**EXERCISE DETAILS**
Copy the records word for word, from their first line through the line containing "legend-label-southeast-asia: Southeast Asia", with both of those lines included.

**SOURCE MATERIAL**
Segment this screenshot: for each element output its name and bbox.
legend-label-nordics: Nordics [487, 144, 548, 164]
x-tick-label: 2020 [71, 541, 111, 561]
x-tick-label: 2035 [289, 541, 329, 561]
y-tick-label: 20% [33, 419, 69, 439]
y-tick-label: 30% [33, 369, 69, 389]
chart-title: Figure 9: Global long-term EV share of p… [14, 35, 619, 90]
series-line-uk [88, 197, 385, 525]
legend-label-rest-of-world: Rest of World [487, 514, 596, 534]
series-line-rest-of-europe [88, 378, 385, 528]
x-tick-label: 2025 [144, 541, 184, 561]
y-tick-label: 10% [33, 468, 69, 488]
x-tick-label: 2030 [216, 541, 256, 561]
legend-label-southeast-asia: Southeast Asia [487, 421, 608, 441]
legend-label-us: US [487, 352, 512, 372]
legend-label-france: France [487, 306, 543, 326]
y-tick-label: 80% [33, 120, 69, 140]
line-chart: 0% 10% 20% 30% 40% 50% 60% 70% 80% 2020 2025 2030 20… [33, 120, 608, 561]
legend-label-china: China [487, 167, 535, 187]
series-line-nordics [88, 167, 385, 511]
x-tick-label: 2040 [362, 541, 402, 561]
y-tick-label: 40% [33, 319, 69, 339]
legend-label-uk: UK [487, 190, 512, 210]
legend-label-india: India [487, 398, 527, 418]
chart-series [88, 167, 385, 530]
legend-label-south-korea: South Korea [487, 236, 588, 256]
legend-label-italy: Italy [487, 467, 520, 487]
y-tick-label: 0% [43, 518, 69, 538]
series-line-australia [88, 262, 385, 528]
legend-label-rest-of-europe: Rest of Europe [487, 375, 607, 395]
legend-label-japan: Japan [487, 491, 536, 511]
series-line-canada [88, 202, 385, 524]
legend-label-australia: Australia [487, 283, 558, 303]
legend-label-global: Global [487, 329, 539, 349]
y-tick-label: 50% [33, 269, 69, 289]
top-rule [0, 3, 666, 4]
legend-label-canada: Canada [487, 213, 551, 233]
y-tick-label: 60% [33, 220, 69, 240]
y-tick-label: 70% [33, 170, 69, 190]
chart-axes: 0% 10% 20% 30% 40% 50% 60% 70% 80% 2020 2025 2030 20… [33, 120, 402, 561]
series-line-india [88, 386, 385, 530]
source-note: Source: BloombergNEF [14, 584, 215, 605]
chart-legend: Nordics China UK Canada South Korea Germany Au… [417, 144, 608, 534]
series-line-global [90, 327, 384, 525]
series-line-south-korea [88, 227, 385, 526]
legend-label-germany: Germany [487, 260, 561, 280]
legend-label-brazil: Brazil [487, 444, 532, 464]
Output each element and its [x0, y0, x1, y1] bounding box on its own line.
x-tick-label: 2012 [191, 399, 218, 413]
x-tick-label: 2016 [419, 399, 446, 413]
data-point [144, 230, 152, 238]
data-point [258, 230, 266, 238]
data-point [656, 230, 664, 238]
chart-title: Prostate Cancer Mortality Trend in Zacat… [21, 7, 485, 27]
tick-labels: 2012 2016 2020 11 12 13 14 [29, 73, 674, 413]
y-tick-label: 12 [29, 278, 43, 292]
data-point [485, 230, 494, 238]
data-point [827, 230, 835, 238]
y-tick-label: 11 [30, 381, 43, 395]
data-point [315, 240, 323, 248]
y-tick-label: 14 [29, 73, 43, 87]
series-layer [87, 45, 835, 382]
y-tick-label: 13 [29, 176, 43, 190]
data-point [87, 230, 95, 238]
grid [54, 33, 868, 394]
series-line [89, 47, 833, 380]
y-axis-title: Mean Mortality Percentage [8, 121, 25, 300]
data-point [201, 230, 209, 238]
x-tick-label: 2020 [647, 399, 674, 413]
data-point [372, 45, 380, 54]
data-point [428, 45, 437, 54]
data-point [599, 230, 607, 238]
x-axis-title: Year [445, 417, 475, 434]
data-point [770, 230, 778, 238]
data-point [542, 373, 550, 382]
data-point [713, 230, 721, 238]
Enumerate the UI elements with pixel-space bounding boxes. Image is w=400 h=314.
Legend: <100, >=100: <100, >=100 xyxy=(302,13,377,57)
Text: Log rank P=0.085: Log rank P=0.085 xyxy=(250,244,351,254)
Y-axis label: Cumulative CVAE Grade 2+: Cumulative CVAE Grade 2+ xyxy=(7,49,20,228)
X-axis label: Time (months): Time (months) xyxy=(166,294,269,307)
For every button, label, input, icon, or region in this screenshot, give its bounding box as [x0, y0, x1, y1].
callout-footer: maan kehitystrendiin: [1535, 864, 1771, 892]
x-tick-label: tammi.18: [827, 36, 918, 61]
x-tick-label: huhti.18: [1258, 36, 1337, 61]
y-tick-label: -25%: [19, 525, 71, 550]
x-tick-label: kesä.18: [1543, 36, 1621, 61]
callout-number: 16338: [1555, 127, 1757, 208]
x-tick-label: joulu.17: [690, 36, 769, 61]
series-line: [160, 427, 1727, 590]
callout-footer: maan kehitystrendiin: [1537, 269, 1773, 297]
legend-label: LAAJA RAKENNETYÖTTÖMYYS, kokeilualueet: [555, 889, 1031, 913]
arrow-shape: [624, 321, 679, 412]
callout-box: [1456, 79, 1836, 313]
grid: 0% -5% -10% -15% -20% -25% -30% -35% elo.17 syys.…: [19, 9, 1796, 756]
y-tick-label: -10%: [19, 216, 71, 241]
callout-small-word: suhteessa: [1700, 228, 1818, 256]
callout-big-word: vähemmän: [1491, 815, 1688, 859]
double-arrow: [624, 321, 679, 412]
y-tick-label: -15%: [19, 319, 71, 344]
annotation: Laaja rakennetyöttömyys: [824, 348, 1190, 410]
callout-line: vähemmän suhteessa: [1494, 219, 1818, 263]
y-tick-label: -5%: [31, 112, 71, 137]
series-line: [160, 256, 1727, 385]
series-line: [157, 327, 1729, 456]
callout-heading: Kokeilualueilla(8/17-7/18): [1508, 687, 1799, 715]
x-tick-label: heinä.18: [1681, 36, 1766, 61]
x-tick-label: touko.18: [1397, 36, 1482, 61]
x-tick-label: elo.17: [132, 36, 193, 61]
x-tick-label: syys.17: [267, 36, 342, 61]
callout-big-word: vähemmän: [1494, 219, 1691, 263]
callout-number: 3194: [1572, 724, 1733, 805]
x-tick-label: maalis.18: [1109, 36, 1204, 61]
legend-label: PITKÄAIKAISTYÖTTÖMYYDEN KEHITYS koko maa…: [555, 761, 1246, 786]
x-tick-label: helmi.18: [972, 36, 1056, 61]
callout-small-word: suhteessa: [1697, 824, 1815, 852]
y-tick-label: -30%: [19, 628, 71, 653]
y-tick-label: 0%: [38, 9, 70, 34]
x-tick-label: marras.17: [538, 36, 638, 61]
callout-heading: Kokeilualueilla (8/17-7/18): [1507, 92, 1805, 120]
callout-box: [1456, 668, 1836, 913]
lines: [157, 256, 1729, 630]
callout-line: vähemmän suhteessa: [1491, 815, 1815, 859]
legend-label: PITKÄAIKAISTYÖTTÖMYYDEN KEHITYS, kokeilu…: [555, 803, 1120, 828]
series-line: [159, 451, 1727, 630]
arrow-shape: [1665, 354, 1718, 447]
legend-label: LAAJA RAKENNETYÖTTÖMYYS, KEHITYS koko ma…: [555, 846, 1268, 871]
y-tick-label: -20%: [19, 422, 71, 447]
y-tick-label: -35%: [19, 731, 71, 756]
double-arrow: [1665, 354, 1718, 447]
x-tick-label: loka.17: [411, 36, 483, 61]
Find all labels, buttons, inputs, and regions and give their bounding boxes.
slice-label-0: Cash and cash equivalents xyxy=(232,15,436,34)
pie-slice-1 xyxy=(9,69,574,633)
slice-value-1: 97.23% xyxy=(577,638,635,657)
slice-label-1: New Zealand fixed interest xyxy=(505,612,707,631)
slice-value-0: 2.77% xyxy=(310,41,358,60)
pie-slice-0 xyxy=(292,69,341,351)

**EXPECTED ANSWER**
Segment this screenshot: for each element output its name and bbox.
legend-label-nordics: Nordics [487, 144, 548, 164]
x-tick-label: 2020 [71, 541, 111, 561]
x-tick-label: 2035 [289, 541, 329, 561]
y-tick-label: 20% [33, 419, 69, 439]
y-tick-label: 30% [33, 369, 69, 389]
chart-title: Figure 9: Global long-term EV share of p… [14, 35, 619, 90]
series-line-uk [88, 197, 385, 525]
legend-label-rest-of-world: Rest of World [487, 514, 596, 534]
series-line-rest-of-europe [88, 378, 385, 528]
x-tick-label: 2025 [144, 541, 184, 561]
y-tick-label: 10% [33, 468, 69, 488]
x-tick-label: 2030 [216, 541, 256, 561]
legend-label-southeast-asia: Southeast Asia [487, 421, 608, 441]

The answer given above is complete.